▶ **Exercise goal**: Below are some records; repeat them all exactly, minus the pictures.

▶ **Records shown**:
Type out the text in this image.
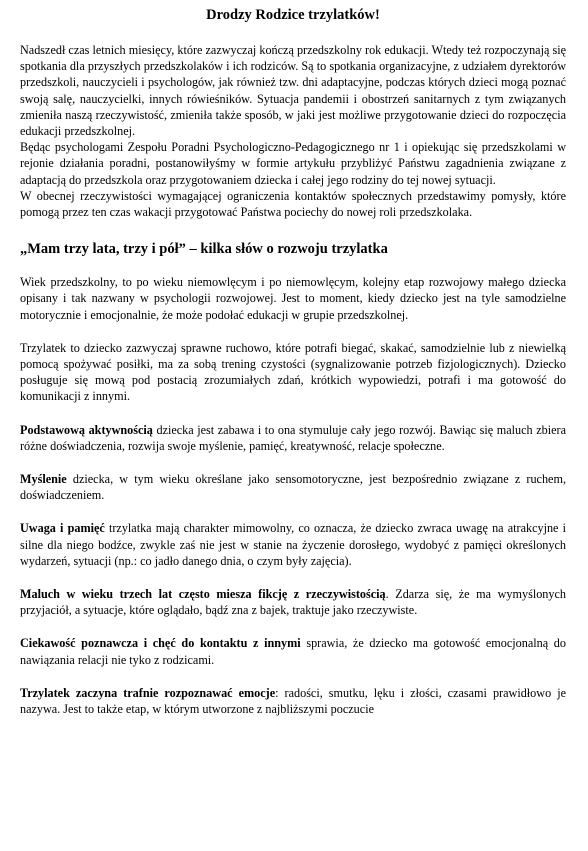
Drodzy Rodzice trzylatków!

Nadszedł czas letnich miesięcy, które zazwyczaj kończą przedszkolny rok edukacji. Wtedy też rozpoczynają się spotkania dla przyszłych przedszkolaków i ich rodziców. Są to spotkania organizacyjne, z udziałem dyrektorów przedszkoli, nauczycieli i psychologów, jak również tzw. dni adaptacyjne, podczas których dzieci mogą poznać swoją salę, nauczycielki, innych rówieśników. Sytuacja pandemii i obostrzeń sanitarnych z tym związanych zmieniła naszą rzeczywistość, zmieniła także sposób, w jaki jest możliwe przygotowanie dzieci do rozpoczęcia edukacji przedszkolnej.

Będąc psychologami Zespołu Poradni Psychologiczno-Pedagogicznego nr 1 i opiekując się przedszkolami w rejonie działania poradni, postanowiłyśmy w formie artykułu przybliżyć Państwu zagadnienia związane z adaptacją do przedszkola oraz przygotowaniem dziecka i całej jego rodziny do tej nowej sytuacji.

W obecnej rzeczywistości wymagającej ograniczenia kontaktów społecznych przedstawimy pomysły, które pomogą przez ten czas wakacji przygotować Państwa pociechy do nowej roli przedszkolaka.

„Mam trzy lata, trzy i pół” – kilka słów o rozwoju trzylatka

Wiek przedszkolny, to po wieku niemowlęcym i po niemowlęcym, kolejny etap rozwojowy małego dziecka opisany i tak nazwany w psychologii rozwojowej. Jest to moment, kiedy dziecko jest na tyle samodzielne motorycznie i emocjonalnie, że może podołać edukacji w grupie przedszkolnej.

Trzylatek to dziecko zazwyczaj sprawne ruchowo, które potrafi biegać, skakać, samodzielnie lub z niewielką pomocą spożywać posiłki, ma za sobą trening czystości (sygnalizowanie potrzeb fizjologicznych). Dziecko posługuje się mową pod postacią zrozumiałych zdań, krótkich wypowiedzi, potrafi i ma gotowość do komunikacji z innymi.

Podstawową aktywnością dziecka jest zabawa i to ona stymuluje cały jego rozwój. Bawiąc się maluch zbiera różne doświadczenia, rozwija swoje myślenie, pamięć, kreatywność, relacje społeczne.

Myślenie dziecka, w tym wieku określane jako sensomotoryczne, jest bezpośrednio związane z ruchem, doświadczeniem.

Uwaga i pamięć trzylatka mają charakter mimowolny, co oznacza, że dziecko zwraca uwagę na atrakcyjne i silne dla niego bodźce, zwykle zaś nie jest w stanie na życzenie dorosłego, wydobyć z pamięci określonych wydarzeń, sytuacji (np.: co jadło danego dnia, o czym były zajęcia).

Maluch w wieku trzech lat często miesza fikcję z rzeczywistością. Zdarza się, że ma wymyślonych przyjaciół, a sytuacje, które oglądało, bądź zna z bajek, traktuje jako rzeczywiste.

Ciekawość poznawcza i chęć do kontaktu z innymi sprawia, że dziecko ma gotowość emocjonalną do nawiązania relacji nie tyko z rodzicami.

Trzylatek zaczyna trafnie rozpoznawać emocje: radości, smutku, lęku i złości, czasami prawidłowo je nazywa. Jest to także etap, w którym utworzone z najbliższymi poczucie
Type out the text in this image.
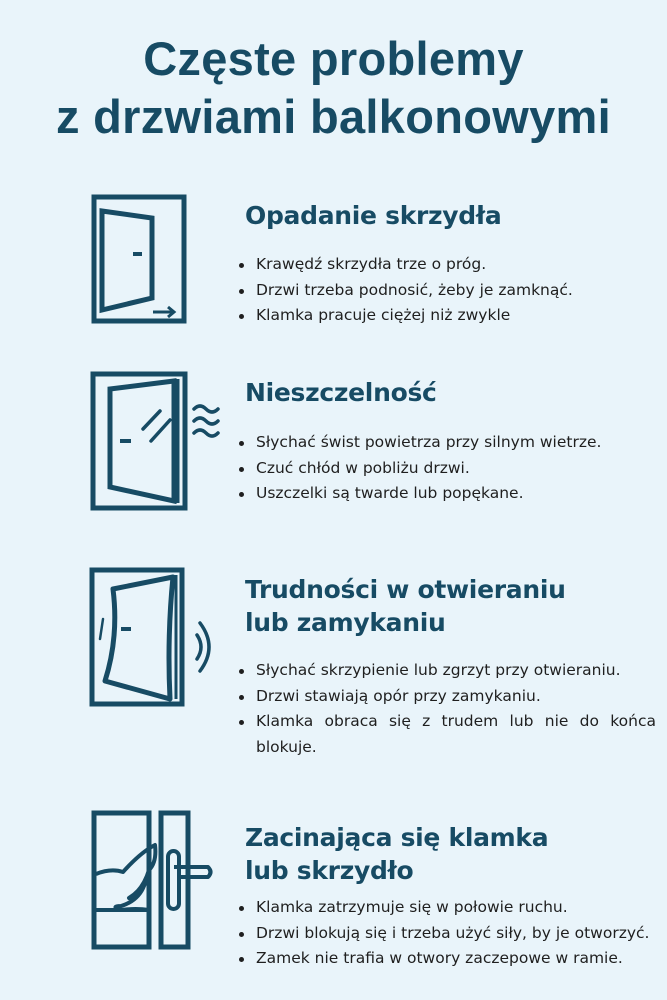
Częste problemy
z drzwiami balkonowymi
Opadanie skrzydła
Krawędź skrzydła trze o próg.
Drzwi trzeba podnosić, żeby je zamknąć.
Klamka pracuje ciężej niż zwykle
Nieszczelność
Słychać świst powietrza przy silnym wietrze.
Czuć chłód w pobliżu drzwi.
Uszczelki są twarde lub popękane.
Trudności w otwieraniu
lub zamykaniu
Słychać skrzypienie lub zgrzyt przy otwieraniu.
Drzwi stawiają opór przy zamykaniu.
Klamka obraca się z trudem lub nie do końca blokuje.
Zacinająca się klamka
lub skrzydło
Klamka zatrzymuje się w połowie ruchu.
Drzwi blokują się i trzeba użyć siły, by je otworzyć.
Zamek nie trafia w otwory zaczepowe w ramie.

▶ **Result for this task**:
Type out the text in this image.
Drodzy Rodzice trzylatków!

Nadszedł czas letnich miesięcy, które zazwyczaj kończą przedszkolny rok edukacji. Wtedy też rozpoczynają się spotkania dla przyszłych przedszkolaków i ich rodziców. Są to spotkania organizacyjne, z udziałem dyrektorów przedszkoli, nauczycieli i psychologów, jak również tzw. dni adaptacyjne, podczas których dzieci mogą poznać swoją salę, nauczycielki, innych rówieśników. Sytuacja pandemii i obostrzeń sanitarnych z tym związanych zmieniła naszą rzeczywistość, zmieniła także sposób, w jaki jest możliwe przygotowanie dzieci do rozpoczęcia edukacji przedszkolnej.

Będąc psychologami Zespołu Poradni Psychologiczno-Pedagogicznego nr 1 i opiekując się przedszkolami w rejonie działania poradni, postanowiłyśmy w formie artykułu przybliżyć Państwu zagadnienia związane z adaptacją do przedszkola oraz przygotowaniem dziecka i całej jego rodziny do tej nowej sytuacji.

W obecnej rzeczywistości wymagającej ograniczenia kontaktów społecznych przedstawimy pomysły, które pomogą przez ten czas wakacji przygotować Państwa pociechy do nowej roli przedszkolaka.

„Mam trzy lata, trzy i pół” – kilka słów o rozwoju trzylatka

Wiek przedszkolny, to po wieku niemowlęcym i po niemowlęcym, kolejny etap rozwojowy małego dziecka opisany i tak nazwany w psychologii rozwojowej. Jest to moment, kiedy dziecko jest na tyle samodzielne motorycznie i emocjonalnie, że może podołać edukacji w grupie przedszkolnej.

Trzylatek to dziecko zazwyczaj sprawne ruchowo, które potrafi biegać, skakać, samodzielnie lub z niewielką pomocą spożywać posiłki, ma za sobą trening czystości (sygnalizowanie potrzeb fizjologicznych). Dziecko posługuje się mową pod postacią zrozumiałych zdań, krótkich wypowiedzi, potrafi i ma gotowość do komunikacji z innymi.

Podstawową aktywnością dziecka jest zabawa i to ona stymuluje cały jego rozwój. Bawiąc się maluch zbiera różne doświadczenia, rozwija swoje myślenie, pamięć, kreatywność, relacje społeczne.

Myślenie dziecka, w tym wieku określane jako sensomotoryczne, jest bezpośrednio związane z ruchem, doświadczeniem.

Uwaga i pamięć trzylatka mają charakter mimowolny, co oznacza, że dziecko zwraca uwagę na atrakcyjne i silne dla niego bodźce, zwykle zaś nie jest w stanie na życzenie dorosłego, wydobyć z pamięci określonych wydarzeń, sytuacji (np.: co jadło danego dnia, o czym były zajęcia).

Maluch w wieku trzech lat często miesza fikcję z rzeczywistością. Zdarza się, że ma wymyślonych przyjaciół, a sytuacje, które oglądało, bądź zna z bajek, traktuje jako rzeczywiste.

Ciekawość poznawcza i chęć do kontaktu z innymi sprawia, że dziecko ma gotowość emocjonalną do nawiązania relacji nie tyko z rodzicami.

Trzylatek zaczyna trafnie rozpoznawać emocje: radości, smutku, lęku i złości, czasami prawidłowo je nazywa. Jest to także etap, w którym utworzone z najbliższymi poczucie
Type out the text in this image.
Częste problemy
z drzwiami balkonowymi
Opadanie skrzydła
Krawędź skrzydła trze o próg.
Drzwi trzeba podnosić, żeby je zamknąć.
Klamka pracuje ciężej niż zwykle
Nieszczelność
Słychać świst powietrza przy silnym wietrze.
Czuć chłód w pobliżu drzwi.
Uszczelki są twarde lub popękane.
Trudności w otwieraniu
lub zamykaniu
Słychać skrzypienie lub zgrzyt przy otwieraniu.
Drzwi stawiają opór przy zamykaniu.
Klamka obraca się z trudem lub nie do końca blokuje.
Zacinająca się klamka
lub skrzydło
Klamka zatrzymuje się w połowie ruchu.
Drzwi blokują się i trzeba użyć siły, by je otworzyć.
Zamek nie trafia w otwory zaczepowe w ramie.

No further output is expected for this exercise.